**Written request:** Your answer is a single number: how many lines hold the word "during"?

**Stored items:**
((
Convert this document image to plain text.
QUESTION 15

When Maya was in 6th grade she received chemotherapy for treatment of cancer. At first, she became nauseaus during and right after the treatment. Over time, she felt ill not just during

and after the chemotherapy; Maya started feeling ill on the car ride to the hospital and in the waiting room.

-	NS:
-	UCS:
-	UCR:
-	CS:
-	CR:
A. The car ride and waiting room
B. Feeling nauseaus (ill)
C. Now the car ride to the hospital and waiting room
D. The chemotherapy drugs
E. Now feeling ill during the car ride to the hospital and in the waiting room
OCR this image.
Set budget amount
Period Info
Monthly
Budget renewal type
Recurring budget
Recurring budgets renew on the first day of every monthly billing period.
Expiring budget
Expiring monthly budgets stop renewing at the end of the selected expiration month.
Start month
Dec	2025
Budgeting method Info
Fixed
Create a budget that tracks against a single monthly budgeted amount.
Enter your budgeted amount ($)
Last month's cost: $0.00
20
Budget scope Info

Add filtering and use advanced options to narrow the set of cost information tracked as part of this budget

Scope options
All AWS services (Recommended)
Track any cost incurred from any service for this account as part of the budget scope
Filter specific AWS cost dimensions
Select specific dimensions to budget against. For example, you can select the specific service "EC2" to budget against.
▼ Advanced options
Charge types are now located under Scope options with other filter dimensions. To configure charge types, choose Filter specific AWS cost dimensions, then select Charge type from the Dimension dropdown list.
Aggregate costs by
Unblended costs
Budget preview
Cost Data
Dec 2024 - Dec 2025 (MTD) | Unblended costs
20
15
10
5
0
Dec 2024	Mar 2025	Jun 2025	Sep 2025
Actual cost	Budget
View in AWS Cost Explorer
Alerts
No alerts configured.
))
((
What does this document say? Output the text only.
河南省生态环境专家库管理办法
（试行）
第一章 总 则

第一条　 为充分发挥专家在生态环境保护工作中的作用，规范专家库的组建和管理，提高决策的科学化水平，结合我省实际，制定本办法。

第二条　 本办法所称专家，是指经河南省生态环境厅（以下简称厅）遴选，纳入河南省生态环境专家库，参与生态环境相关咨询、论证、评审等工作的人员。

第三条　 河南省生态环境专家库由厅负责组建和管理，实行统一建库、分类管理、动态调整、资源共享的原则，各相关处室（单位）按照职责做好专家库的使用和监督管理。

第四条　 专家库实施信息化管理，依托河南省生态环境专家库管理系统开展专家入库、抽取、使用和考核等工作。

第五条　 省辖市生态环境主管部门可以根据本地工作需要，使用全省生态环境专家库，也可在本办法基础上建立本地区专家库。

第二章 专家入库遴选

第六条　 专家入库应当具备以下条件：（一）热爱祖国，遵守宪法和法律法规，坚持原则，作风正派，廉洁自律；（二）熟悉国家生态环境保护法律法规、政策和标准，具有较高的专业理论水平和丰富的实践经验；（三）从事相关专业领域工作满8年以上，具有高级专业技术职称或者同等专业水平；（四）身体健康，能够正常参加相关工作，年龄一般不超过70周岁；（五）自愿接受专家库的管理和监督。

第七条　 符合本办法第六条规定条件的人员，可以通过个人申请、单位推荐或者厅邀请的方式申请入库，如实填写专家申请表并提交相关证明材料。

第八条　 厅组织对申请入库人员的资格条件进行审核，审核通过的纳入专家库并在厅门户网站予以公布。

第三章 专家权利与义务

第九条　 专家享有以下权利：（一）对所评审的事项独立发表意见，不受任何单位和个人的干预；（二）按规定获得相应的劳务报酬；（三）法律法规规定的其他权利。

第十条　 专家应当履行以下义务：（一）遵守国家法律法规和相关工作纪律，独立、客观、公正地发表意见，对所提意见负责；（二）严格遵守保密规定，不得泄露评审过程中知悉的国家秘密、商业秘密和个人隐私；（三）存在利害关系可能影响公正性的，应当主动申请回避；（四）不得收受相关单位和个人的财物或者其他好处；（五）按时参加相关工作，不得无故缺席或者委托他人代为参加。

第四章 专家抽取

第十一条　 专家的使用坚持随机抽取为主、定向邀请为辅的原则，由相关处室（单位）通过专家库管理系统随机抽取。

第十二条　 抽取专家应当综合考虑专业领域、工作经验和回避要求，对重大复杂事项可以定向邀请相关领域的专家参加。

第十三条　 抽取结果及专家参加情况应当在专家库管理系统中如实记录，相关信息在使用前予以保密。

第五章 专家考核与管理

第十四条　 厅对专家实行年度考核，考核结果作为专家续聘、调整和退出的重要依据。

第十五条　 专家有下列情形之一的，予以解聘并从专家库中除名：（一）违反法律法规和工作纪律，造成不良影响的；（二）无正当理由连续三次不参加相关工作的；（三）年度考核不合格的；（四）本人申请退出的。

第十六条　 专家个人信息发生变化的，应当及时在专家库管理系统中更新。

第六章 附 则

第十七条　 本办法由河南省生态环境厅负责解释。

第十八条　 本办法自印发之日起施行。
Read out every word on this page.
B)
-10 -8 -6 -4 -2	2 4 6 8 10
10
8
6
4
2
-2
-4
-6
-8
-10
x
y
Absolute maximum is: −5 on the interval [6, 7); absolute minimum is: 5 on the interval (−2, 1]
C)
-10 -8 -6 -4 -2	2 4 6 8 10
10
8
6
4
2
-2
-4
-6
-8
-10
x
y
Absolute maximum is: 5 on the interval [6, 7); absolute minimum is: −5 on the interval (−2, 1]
))
**Final result:** 2